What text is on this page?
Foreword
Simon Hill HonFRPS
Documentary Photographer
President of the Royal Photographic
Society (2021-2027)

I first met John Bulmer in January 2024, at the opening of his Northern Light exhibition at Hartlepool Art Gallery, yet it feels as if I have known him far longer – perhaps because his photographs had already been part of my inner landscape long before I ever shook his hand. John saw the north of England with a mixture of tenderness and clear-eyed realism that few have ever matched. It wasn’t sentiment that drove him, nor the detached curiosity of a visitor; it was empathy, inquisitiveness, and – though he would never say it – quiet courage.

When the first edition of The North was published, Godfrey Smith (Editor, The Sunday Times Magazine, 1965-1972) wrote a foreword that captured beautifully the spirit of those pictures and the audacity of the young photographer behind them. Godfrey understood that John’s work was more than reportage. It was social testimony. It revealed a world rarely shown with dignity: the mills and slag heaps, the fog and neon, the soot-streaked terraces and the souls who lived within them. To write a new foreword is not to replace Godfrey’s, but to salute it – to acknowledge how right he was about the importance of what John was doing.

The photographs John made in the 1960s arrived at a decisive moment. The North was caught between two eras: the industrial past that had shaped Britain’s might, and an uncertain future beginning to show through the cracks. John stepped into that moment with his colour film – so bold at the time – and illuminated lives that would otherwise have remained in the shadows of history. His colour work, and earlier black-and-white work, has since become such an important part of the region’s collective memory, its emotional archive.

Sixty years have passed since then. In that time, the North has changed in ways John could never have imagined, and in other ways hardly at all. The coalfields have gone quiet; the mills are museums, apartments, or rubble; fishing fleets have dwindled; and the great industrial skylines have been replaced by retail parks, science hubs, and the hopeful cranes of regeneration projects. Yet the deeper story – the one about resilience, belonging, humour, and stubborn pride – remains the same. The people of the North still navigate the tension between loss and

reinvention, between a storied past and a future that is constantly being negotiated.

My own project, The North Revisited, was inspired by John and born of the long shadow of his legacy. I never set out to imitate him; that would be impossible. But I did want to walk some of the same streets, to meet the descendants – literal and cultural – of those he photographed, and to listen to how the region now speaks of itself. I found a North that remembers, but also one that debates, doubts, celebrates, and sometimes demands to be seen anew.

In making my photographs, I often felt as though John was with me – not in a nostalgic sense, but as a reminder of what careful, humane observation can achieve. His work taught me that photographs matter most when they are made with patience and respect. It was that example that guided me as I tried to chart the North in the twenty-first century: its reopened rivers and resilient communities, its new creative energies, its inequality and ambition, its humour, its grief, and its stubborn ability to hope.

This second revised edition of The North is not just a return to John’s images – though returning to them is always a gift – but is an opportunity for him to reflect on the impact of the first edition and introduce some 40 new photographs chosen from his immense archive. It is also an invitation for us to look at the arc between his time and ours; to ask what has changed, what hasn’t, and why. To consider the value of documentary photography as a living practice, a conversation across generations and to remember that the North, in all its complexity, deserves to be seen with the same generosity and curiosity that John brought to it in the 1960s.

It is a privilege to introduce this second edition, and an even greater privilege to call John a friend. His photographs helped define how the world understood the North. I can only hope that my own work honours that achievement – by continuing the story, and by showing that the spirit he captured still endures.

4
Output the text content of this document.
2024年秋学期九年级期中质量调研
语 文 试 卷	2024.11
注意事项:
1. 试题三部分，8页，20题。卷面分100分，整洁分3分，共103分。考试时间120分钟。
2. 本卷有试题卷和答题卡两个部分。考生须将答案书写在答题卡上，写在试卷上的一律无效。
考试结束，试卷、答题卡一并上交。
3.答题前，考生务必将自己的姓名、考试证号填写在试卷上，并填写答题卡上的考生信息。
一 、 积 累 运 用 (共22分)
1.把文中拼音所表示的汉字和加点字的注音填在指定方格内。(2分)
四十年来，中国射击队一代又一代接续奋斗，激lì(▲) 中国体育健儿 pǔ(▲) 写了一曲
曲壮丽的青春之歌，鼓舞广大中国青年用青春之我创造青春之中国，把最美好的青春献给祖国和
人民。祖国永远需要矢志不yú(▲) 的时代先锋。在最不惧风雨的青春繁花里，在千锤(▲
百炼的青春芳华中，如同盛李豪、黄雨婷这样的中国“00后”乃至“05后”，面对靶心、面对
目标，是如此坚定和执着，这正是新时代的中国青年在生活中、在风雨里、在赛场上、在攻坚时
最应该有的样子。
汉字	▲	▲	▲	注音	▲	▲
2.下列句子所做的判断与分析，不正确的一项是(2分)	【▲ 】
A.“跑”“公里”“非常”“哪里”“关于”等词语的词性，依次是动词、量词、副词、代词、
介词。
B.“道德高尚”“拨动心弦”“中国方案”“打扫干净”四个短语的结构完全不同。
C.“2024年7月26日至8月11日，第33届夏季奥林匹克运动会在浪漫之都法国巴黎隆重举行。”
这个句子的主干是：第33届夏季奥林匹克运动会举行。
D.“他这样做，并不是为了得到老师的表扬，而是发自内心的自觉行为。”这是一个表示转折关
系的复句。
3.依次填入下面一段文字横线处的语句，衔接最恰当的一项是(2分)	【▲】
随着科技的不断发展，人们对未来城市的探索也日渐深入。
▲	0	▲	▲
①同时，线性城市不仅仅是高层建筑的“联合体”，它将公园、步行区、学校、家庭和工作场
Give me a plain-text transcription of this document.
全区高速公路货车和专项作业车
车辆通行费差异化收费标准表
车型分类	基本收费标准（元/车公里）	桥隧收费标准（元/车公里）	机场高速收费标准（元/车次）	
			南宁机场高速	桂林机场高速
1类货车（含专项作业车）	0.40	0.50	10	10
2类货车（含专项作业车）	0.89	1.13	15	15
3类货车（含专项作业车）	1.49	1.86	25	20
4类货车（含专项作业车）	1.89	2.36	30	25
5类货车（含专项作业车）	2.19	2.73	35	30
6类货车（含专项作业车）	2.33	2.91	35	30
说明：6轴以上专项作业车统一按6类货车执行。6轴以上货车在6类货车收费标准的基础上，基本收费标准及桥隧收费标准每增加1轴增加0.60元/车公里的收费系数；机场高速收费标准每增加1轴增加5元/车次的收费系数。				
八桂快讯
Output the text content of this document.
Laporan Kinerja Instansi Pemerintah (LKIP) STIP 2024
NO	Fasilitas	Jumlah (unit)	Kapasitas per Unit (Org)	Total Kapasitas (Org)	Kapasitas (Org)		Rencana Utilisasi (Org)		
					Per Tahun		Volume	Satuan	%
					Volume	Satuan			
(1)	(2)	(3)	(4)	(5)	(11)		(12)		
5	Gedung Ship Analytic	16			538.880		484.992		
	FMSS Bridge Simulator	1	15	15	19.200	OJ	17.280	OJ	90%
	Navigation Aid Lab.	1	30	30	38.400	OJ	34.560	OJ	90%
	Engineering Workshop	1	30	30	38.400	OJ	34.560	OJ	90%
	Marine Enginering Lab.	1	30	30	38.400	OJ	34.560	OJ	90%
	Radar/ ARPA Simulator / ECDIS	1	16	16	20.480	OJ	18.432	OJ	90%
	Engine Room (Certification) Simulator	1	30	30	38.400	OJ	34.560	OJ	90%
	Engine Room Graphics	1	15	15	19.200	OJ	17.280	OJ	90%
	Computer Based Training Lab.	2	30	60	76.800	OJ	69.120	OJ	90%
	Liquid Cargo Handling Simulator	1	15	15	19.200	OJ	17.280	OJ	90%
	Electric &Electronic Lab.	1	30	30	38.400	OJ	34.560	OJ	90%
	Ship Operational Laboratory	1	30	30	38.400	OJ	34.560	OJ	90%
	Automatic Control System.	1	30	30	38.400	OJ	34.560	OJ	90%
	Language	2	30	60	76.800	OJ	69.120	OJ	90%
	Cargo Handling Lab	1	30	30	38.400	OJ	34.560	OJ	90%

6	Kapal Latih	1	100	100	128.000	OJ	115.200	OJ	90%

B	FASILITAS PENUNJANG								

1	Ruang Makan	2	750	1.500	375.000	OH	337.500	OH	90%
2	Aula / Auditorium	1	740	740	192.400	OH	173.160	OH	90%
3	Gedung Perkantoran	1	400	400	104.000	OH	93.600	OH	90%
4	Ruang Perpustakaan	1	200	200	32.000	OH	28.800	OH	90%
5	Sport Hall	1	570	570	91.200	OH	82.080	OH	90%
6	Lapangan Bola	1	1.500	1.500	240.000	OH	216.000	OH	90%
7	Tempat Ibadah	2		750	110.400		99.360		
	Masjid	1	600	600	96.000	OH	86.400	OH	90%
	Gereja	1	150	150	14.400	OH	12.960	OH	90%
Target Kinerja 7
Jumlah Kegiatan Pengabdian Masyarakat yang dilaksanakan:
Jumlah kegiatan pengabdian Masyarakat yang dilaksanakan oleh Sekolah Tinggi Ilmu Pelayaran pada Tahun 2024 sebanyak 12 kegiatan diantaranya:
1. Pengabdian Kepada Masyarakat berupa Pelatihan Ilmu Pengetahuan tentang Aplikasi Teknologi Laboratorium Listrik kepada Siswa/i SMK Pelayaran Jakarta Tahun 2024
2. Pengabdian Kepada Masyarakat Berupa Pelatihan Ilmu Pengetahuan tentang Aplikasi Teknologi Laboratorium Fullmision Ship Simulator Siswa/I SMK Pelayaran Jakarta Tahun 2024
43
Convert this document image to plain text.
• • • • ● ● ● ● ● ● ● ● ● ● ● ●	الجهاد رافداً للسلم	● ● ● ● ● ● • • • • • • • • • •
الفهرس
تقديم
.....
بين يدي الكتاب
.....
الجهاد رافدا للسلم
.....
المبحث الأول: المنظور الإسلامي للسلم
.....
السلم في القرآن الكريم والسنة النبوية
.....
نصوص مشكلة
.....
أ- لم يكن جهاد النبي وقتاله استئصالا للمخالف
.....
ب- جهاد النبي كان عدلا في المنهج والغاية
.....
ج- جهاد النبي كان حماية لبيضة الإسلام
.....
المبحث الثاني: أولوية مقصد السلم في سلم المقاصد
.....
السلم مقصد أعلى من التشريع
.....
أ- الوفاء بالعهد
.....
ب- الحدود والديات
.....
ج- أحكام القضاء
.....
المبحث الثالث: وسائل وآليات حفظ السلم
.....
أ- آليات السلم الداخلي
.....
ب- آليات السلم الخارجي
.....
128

• _Exercise objective_
Count every line in the listing above that holds "للسلم", then report only the count.

• _Finished answer_
3